[YOUR TASK] All of the records listed below should be retyped exactly.

— start SUPPLIED RECORDS —

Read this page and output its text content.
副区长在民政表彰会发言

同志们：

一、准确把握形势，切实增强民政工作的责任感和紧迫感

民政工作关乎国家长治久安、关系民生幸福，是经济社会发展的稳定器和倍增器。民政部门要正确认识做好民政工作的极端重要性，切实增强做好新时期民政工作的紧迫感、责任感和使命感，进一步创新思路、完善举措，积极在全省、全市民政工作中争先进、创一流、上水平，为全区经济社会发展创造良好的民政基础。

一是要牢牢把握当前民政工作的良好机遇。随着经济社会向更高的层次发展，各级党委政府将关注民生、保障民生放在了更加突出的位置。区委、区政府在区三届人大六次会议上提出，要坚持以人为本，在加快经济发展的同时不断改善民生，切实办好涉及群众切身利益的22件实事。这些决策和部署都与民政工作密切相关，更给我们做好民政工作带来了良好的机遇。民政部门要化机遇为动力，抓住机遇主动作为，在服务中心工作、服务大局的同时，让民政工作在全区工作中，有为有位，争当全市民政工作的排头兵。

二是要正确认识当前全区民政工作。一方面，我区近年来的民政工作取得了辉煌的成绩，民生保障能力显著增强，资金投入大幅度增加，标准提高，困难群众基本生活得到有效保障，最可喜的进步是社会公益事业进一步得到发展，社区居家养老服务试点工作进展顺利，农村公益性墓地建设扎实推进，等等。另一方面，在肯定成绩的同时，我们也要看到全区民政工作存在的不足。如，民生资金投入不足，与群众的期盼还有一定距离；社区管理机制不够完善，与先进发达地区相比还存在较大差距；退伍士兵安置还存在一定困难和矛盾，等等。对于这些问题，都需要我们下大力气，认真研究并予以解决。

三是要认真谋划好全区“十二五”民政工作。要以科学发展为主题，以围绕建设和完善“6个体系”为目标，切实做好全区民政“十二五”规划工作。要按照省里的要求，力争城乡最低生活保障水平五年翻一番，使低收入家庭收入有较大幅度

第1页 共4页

— end SUPPLIED RECORDS —

[ANSWER TO THIS PROBLEM]
Read this page and output its text content.
副区长在民政表彰会发言

同志们：

一、准确把握形势，切实增强民政工作的责任感和紧迫感

民政工作关乎国家长治久安、关系民生幸福，是经济社会发展的稳定器和倍增器。民政部门要正确认识做好民政工作的极端重要性，切实增强做好新时期民政工作的紧迫感、责任感和使命感，进一步创新思路、完善举措，积极在全省、全市民政工作中争先进、创一流、上水平，为全区经济社会发展创造良好的民政基础。

一是要牢牢把握当前民政工作的良好机遇。随着经济社会向更高的层次发展，各级党委政府将关注民生、保障民生放在了更加突出的位置。区委、区政府在区三届人大六次会议上提出，要坚持以人为本，在加快经济发展的同时不断改善民生，切实办好涉及群众切身利益的22件实事。这些决策和部署都与民政工作密切相关，更给我们做好民政工作带来了良好的机遇。民政部门要化机遇为动力，抓住机遇主动作为，在服务中心工作、服务大局的同时，让民政工作在全区工作中，有为有位，争当全市民政工作的排头兵。

二是要正确认识当前全区民政工作。一方面，我区近年来的民政工作取得了辉煌的成绩，民生保障能力显著增强，资金投入大幅度增加，标准提高，困难群众基本生活得到有效保障，最可喜的进步是社会公益事业进一步得到发展，社区居家养老服务试点工作进展顺利，农村公益性墓地建设扎实推进，等等。另一方面，在肯定成绩的同时，我们也要看到全区民政工作存在的不足。如，民生资金投入不足，与群众的期盼还有一定距离；社区管理机制不够完善，与先进发达地区相比还存在较大差距；退伍士兵安置还存在一定困难和矛盾，等等。对于这些问题，都需要我们下大力气，认真研究并予以解决。

三是要认真谋划好全区“十二五”民政工作。要以科学发展为主题，以围绕建设和完善“6个体系”为目标，切实做好全区民政“十二五”规划工作。要按照省里的要求，力争城乡最低生活保障水平五年翻一番，使低收入家庭收入有较大幅度

第1页 共4页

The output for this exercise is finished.